Dataset records:
········

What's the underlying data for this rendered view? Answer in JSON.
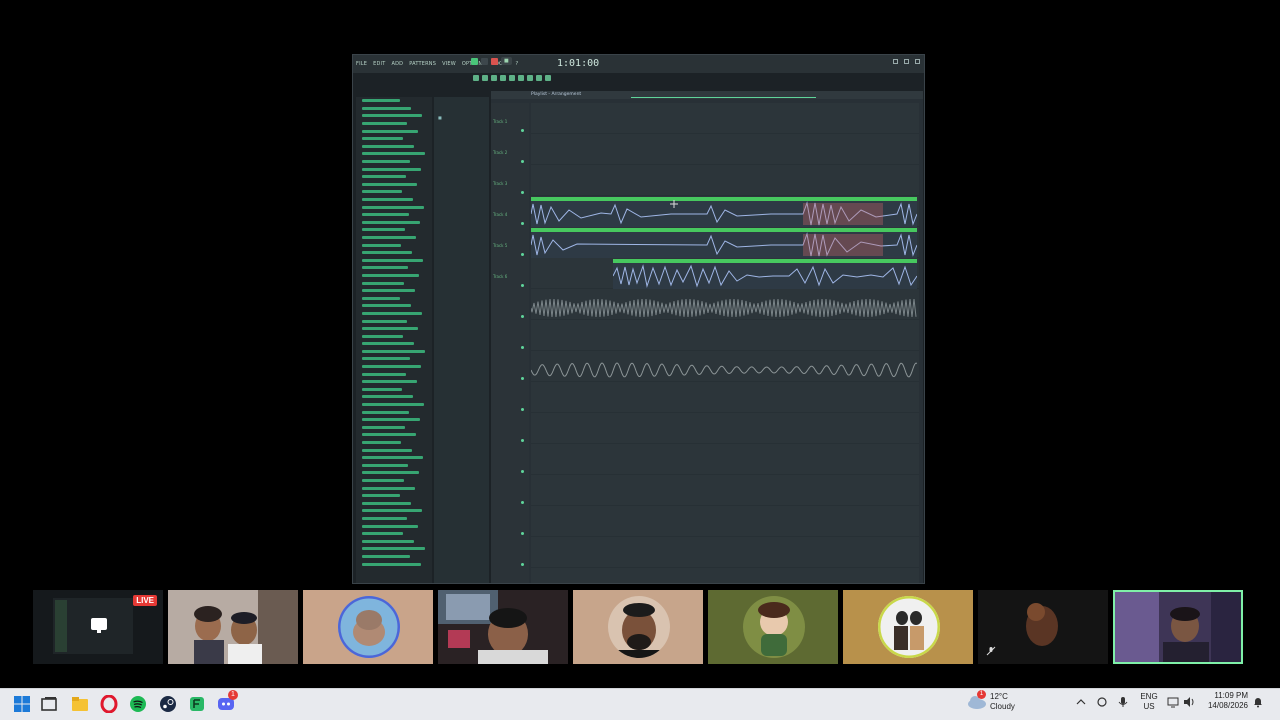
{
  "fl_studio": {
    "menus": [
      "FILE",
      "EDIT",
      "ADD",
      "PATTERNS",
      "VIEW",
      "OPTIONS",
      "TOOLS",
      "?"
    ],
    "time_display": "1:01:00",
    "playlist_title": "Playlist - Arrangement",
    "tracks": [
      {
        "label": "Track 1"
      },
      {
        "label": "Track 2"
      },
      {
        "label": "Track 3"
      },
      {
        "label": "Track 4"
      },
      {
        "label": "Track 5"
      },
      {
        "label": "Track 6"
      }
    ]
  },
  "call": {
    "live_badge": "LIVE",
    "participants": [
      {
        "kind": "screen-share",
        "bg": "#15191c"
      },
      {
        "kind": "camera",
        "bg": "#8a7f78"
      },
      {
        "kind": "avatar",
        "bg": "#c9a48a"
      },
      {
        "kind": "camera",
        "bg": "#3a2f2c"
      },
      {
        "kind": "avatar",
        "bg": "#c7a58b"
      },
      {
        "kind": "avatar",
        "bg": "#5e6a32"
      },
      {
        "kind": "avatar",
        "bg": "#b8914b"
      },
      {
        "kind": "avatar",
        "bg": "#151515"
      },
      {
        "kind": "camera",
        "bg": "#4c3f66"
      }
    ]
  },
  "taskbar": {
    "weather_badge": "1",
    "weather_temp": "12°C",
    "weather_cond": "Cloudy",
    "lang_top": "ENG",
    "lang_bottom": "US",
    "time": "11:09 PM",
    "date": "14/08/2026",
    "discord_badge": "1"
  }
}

········

What you should do:
Quote every record above exactly, leaving out the pictures.

Reply:
What's the underlying data for this rendered view? Answer in JSON.
{
  "fl_studio": {
    "menus": [
      "FILE",
      "EDIT",
      "ADD",
      "PATTERNS",
      "VIEW",
      "OPTIONS",
      "TOOLS",
      "?"
    ],
    "time_display": "1:01:00",
    "playlist_title": "Playlist - Arrangement",
    "tracks": [
      {
        "label": "Track 1"
      },
      {
        "label": "Track 2"
      },
      {
        "label": "Track 3"
      },
      {
        "label": "Track 4"
      },
      {
        "label": "Track 5"
      },
      {
        "label": "Track 6"
      }
    ]
  },
  "call": {
    "live_badge": "LIVE",
    "participants": [
      {
        "kind": "screen-share",
        "bg": "#15191c"
      },
      {
        "kind": "camera",
        "bg": "#8a7f78"
      },
      {
        "kind": "avatar",
        "bg": "#c9a48a"
      },
      {
        "kind": "camera",
        "bg": "#3a2f2c"
      },
      {
        "kind": "avatar",
        "bg": "#c7a58b"
      },
      {
        "kind": "avatar",
        "bg": "#5e6a32"
      },
      {
        "kind": "avatar",
        "bg": "#b8914b"
      },
      {
        "kind": "avatar",
        "bg": "#151515"
      },
      {
        "kind": "camera",
        "bg": "#4c3f66"
      }
    ]
  },
  "taskbar": {
    "weather_badge": "1",
    "weather_temp": "12°C",
    "weather_cond": "Cloudy",
    "lang_top": "ENG",
    "lang_bottom": "US",
    "time": "11:09 PM",
    "date": "14/08/2026",
    "discord_badge": "1"
  }
}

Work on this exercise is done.